## Goal
Determine how many lines of the records include "activities", and answer with the number alone.

## Data section
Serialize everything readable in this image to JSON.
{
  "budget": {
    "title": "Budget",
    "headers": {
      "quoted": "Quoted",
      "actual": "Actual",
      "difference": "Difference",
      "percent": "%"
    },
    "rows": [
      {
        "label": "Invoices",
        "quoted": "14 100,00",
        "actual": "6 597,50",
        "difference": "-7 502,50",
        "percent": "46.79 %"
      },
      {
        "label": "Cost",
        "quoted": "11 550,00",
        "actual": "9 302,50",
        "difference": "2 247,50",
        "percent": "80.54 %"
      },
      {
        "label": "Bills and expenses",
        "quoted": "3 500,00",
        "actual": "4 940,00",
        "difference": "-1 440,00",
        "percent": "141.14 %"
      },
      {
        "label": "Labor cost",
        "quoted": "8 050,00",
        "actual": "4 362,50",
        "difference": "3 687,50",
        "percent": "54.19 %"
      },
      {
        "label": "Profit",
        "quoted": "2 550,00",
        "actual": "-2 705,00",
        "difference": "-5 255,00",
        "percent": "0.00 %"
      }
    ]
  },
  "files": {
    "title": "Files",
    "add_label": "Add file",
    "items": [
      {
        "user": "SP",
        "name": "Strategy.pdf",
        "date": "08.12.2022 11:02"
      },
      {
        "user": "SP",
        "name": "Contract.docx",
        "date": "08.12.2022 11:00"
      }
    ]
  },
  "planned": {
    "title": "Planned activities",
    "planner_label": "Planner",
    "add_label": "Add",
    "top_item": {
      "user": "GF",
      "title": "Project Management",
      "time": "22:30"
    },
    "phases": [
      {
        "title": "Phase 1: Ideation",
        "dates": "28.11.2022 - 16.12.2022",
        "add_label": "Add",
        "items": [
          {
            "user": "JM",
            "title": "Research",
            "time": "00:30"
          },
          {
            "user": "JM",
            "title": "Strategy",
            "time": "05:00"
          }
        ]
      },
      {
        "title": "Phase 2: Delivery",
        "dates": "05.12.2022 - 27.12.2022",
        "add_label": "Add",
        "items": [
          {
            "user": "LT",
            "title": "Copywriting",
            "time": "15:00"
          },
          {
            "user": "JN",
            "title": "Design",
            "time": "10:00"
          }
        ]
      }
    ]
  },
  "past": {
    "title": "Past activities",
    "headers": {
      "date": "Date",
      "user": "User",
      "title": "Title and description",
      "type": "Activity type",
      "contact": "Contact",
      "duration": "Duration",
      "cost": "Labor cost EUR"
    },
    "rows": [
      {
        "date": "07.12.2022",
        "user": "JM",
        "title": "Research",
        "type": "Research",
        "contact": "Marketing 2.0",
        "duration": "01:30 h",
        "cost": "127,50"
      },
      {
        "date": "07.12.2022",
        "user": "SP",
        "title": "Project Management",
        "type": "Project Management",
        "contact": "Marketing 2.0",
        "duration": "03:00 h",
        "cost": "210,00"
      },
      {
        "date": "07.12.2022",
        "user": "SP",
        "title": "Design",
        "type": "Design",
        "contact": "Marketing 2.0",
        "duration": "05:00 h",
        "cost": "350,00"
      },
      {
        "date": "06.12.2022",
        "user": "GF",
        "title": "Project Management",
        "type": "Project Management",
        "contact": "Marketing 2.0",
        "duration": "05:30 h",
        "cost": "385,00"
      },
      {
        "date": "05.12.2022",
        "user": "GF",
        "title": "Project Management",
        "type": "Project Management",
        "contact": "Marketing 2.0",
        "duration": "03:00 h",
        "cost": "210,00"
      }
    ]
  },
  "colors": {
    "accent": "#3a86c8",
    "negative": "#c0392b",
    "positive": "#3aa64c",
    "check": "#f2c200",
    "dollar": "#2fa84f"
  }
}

## The response
2